§ **Request**
Will you restate verbatim the lines running from the line with "Transcribe this image's" to the end of the data, leaving out everything else?

§ **Entries**
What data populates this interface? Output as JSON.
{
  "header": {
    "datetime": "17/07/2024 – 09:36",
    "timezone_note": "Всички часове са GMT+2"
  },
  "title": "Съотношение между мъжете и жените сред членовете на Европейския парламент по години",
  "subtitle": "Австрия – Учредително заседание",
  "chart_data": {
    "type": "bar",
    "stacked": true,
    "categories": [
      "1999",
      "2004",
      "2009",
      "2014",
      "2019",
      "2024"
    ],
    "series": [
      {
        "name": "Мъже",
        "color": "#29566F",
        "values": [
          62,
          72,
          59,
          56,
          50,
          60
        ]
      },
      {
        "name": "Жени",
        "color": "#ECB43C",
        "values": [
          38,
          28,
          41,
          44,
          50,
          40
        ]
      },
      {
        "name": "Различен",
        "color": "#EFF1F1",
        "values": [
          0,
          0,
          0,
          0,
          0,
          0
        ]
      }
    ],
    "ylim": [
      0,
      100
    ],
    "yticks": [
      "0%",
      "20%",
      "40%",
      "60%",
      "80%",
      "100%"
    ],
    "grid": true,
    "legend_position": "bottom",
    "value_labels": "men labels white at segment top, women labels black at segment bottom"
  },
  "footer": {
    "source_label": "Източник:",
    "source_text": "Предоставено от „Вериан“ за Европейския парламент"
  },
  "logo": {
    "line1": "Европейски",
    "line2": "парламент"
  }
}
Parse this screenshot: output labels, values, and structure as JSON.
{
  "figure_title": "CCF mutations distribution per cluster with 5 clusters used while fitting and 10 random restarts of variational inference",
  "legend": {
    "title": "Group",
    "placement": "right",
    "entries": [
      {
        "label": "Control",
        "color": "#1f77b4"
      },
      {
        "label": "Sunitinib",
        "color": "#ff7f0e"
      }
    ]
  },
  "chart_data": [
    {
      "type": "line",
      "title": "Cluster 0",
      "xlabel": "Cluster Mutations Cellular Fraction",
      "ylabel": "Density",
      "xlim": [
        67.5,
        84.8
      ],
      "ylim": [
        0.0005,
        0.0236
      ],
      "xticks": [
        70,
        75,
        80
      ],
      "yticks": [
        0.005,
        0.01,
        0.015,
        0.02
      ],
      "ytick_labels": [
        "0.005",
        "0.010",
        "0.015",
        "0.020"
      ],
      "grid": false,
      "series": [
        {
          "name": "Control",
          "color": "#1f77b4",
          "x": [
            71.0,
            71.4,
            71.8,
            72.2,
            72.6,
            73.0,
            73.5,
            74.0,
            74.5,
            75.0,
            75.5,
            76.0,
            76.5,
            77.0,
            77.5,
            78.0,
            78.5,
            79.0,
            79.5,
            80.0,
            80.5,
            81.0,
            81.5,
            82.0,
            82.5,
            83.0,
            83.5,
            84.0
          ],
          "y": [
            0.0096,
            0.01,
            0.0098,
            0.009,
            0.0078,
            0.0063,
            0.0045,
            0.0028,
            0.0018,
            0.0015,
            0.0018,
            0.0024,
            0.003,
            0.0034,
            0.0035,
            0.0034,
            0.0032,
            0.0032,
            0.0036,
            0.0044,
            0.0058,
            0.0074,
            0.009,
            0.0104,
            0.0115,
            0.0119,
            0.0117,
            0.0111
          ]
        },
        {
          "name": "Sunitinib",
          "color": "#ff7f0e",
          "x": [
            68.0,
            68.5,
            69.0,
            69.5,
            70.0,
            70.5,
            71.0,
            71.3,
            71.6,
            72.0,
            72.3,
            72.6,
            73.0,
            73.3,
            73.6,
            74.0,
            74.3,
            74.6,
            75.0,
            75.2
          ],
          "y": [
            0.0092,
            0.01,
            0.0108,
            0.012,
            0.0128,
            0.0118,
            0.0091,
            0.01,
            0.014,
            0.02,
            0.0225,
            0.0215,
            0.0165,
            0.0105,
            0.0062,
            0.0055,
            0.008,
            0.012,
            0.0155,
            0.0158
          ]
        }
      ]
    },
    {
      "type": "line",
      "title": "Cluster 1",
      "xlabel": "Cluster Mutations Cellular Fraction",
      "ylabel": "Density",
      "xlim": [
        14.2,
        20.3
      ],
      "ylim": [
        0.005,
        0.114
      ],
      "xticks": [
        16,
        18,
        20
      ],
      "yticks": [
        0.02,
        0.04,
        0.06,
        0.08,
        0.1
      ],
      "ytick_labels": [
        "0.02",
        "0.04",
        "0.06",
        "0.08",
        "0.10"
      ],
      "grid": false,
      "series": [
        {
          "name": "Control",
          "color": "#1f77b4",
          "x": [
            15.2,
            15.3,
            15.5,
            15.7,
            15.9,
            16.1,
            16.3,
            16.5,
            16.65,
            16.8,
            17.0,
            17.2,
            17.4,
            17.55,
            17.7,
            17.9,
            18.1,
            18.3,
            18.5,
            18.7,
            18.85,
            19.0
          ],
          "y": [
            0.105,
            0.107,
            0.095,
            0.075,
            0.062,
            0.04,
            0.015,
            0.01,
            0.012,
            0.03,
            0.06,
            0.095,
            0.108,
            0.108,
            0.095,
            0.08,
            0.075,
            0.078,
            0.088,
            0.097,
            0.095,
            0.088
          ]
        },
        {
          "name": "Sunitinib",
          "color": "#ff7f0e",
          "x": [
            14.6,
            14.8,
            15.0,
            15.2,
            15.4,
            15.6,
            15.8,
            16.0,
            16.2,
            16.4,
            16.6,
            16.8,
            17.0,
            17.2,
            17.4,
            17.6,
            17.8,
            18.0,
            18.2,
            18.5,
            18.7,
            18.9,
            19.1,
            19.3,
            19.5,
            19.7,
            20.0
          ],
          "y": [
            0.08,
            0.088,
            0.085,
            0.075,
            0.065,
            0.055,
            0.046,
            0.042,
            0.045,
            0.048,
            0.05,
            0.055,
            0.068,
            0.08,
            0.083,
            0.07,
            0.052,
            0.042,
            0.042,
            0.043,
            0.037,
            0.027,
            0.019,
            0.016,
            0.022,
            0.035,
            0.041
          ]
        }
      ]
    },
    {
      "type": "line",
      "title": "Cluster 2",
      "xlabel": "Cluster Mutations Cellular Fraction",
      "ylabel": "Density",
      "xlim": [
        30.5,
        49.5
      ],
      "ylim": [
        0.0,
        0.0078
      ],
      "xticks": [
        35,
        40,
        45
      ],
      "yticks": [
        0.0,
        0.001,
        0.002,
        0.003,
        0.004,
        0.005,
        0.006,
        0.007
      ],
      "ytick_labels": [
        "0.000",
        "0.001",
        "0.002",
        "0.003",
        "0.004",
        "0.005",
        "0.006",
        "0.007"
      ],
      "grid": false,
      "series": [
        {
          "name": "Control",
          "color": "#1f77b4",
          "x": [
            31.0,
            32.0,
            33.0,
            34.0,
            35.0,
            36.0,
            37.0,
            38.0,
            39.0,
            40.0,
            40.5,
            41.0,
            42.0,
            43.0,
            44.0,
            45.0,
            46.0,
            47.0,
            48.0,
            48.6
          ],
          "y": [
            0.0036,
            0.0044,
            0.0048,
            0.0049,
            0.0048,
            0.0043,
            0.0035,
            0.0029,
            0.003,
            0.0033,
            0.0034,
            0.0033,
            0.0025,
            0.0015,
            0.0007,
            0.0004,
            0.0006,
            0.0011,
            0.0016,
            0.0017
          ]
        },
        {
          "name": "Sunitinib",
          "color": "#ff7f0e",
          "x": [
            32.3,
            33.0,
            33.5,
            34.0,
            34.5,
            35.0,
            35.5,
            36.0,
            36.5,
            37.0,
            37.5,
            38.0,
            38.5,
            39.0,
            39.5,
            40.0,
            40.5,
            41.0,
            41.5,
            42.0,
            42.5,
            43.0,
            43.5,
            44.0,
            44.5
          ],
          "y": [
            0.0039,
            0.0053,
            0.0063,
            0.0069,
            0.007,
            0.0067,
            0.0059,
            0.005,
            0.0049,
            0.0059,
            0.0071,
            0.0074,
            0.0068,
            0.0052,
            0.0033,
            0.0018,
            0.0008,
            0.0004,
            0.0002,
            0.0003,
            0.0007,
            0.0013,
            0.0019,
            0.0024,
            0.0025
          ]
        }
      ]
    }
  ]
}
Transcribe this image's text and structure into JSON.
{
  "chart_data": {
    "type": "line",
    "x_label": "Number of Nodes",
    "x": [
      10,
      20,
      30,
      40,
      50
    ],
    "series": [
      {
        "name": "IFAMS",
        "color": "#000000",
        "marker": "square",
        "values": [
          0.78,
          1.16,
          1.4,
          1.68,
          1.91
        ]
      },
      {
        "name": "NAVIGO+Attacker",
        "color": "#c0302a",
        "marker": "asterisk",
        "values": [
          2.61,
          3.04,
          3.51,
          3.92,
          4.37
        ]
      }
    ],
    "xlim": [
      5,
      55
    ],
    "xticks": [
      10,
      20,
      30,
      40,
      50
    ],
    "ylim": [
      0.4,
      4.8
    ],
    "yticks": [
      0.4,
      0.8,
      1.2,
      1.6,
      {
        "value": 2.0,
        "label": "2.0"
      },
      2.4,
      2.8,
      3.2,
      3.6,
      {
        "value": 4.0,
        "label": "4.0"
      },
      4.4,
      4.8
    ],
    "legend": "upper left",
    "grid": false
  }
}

§ **Exercise solution**
Transcribe this image's text and structure into JSON.
{
  "chart_data": {
    "type": "line",
    "x_label": "Number of Nodes",
    "x": [
      10,
      20,
      30,
      40,
      50
    ],
    "series": [
      {
        "name": "IFAMS",
        "color": "#000000",
        "marker": "square",
        "values": [
          0.78,
          1.16,
          1.4,
          1.68,
          1.91
        ]
      },
      {
        "name": "NAVIGO+Attacker",
        "color": "#c0302a",
        "marker": "asterisk",
        "values": [
          2.61,
          3.04,
          3.51,
          3.92,
          4.37
        ]
      }
    ],
    "xlim": [
      5,
      55
    ],
    "xticks": [
      10,
      20,
      30,
      40,
      50
    ],
    "ylim": [
      0.4,
      4.8
    ],
    "yticks": [
      0.4,
      0.8,
      1.2,
      1.6,
      {
        "value": 2.0,
        "label": "2.0"
      },
      2.4,
      2.8,
      3.2,
      3.6,
      {
        "value": 4.0,
        "label": "4.0"
      },
      4.4,
      4.8
    ],
    "legend": "upper left",
    "grid": false
  }
}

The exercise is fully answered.